*** Opening Supplied records ***

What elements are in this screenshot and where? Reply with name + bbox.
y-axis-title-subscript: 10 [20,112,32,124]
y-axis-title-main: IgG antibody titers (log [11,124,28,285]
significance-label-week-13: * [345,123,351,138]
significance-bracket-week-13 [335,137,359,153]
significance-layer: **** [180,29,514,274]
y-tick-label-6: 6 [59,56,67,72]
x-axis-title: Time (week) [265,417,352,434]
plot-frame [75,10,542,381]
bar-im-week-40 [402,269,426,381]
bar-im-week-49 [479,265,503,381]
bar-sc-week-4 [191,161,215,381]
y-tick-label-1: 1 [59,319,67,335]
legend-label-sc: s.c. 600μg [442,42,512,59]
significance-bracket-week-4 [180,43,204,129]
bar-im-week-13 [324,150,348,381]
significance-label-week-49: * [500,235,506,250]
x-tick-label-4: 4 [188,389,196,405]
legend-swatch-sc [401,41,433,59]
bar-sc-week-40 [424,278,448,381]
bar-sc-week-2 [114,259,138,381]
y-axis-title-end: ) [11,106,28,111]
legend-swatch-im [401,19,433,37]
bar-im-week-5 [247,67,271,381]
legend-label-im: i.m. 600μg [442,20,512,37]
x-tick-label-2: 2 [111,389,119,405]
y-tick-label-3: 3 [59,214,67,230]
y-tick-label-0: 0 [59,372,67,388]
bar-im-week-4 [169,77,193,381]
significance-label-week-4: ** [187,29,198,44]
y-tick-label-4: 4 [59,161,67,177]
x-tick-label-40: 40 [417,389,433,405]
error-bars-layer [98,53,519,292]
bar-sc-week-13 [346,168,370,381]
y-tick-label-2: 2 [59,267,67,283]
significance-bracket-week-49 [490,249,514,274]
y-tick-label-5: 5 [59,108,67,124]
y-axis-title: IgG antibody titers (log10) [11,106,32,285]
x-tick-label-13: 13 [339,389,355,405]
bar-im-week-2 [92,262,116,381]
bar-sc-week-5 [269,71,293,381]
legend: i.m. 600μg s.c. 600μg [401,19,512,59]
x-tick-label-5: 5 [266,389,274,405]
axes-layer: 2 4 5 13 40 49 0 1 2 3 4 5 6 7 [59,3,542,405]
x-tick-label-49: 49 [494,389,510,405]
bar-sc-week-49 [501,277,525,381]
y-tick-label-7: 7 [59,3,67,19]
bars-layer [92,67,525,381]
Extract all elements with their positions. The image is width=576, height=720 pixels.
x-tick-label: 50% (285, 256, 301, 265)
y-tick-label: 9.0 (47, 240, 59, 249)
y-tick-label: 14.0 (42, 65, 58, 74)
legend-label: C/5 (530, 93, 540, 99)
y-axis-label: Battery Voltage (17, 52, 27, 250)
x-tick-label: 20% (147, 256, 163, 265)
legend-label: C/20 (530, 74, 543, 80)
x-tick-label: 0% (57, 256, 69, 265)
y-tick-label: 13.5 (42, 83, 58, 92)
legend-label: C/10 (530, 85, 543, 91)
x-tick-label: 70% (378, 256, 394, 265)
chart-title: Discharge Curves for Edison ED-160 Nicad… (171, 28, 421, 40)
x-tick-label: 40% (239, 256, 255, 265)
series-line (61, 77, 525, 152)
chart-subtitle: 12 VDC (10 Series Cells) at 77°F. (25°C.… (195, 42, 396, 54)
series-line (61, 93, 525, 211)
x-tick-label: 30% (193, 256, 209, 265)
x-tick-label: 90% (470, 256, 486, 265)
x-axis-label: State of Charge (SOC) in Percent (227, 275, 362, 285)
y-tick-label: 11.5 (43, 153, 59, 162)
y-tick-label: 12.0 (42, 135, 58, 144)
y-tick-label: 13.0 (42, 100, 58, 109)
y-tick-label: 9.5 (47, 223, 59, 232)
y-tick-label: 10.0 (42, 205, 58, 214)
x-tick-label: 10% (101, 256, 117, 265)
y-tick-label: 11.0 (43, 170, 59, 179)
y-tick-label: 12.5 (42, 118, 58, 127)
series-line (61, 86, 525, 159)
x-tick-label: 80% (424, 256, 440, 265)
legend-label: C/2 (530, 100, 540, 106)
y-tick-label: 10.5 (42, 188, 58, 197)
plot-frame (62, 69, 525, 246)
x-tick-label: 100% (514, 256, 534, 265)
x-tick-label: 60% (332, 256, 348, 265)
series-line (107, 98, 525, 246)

*** Closing Supplied records ***

▸ Problem to solve
Each line in the records above that contains the word "frame" must be copied.

▸ Result of this task
plot-frame [75,10,542,381]
plot-frame (62, 69, 525, 246)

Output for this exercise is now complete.